EXERCISE OBJECTIVE
Quote the records that follow in full and exactly; leave out the pictures.

DATASET RECORDS
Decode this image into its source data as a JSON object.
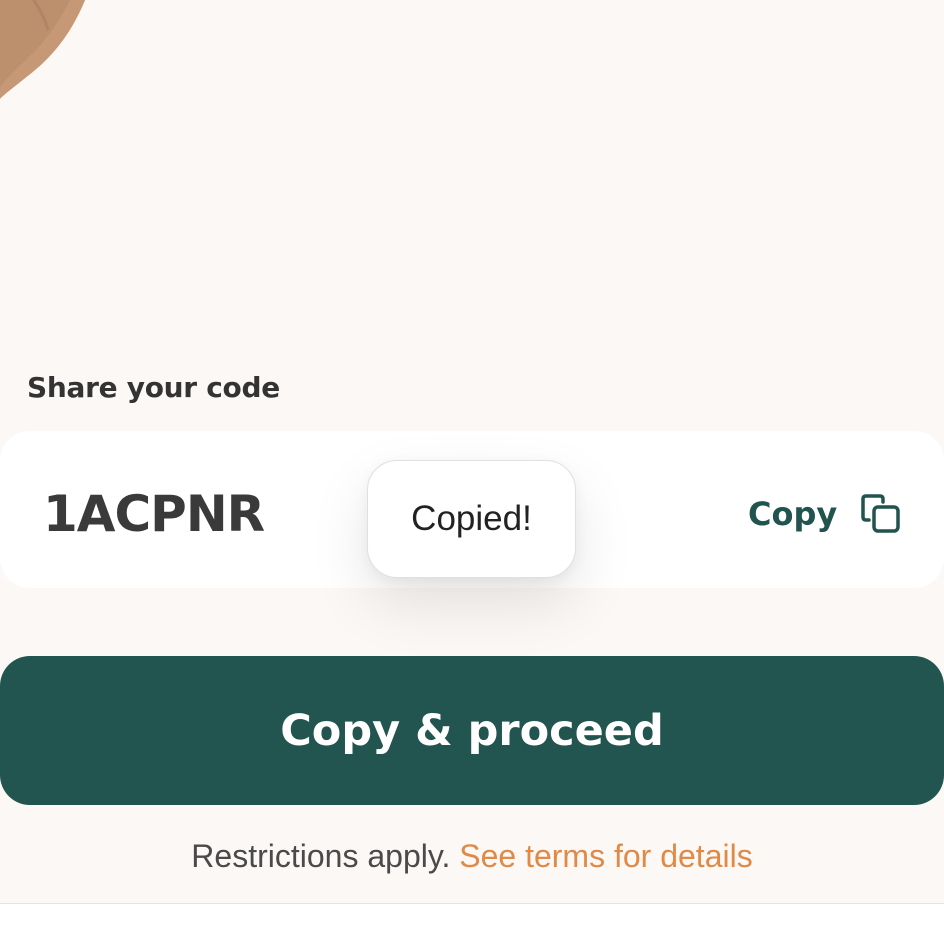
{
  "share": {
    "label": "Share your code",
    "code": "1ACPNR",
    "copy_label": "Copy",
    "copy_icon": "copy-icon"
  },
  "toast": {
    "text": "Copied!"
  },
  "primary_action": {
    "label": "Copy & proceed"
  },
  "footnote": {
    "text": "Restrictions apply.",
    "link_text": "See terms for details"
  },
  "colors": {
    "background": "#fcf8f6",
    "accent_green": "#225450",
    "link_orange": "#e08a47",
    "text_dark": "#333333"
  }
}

TASK RESPONSE
Decode this image into its source data as a JSON object.
{
  "share": {
    "label": "Share your code",
    "code": "1ACPNR",
    "copy_label": "Copy",
    "copy_icon": "copy-icon"
  },
  "toast": {
    "text": "Copied!"
  },
  "primary_action": {
    "label": "Copy & proceed"
  },
  "footnote": {
    "text": "Restrictions apply.",
    "link_text": "See terms for details"
  },
  "colors": {
    "background": "#fcf8f6",
    "accent_green": "#225450",
    "link_orange": "#e08a47",
    "text_dark": "#333333"
  }
}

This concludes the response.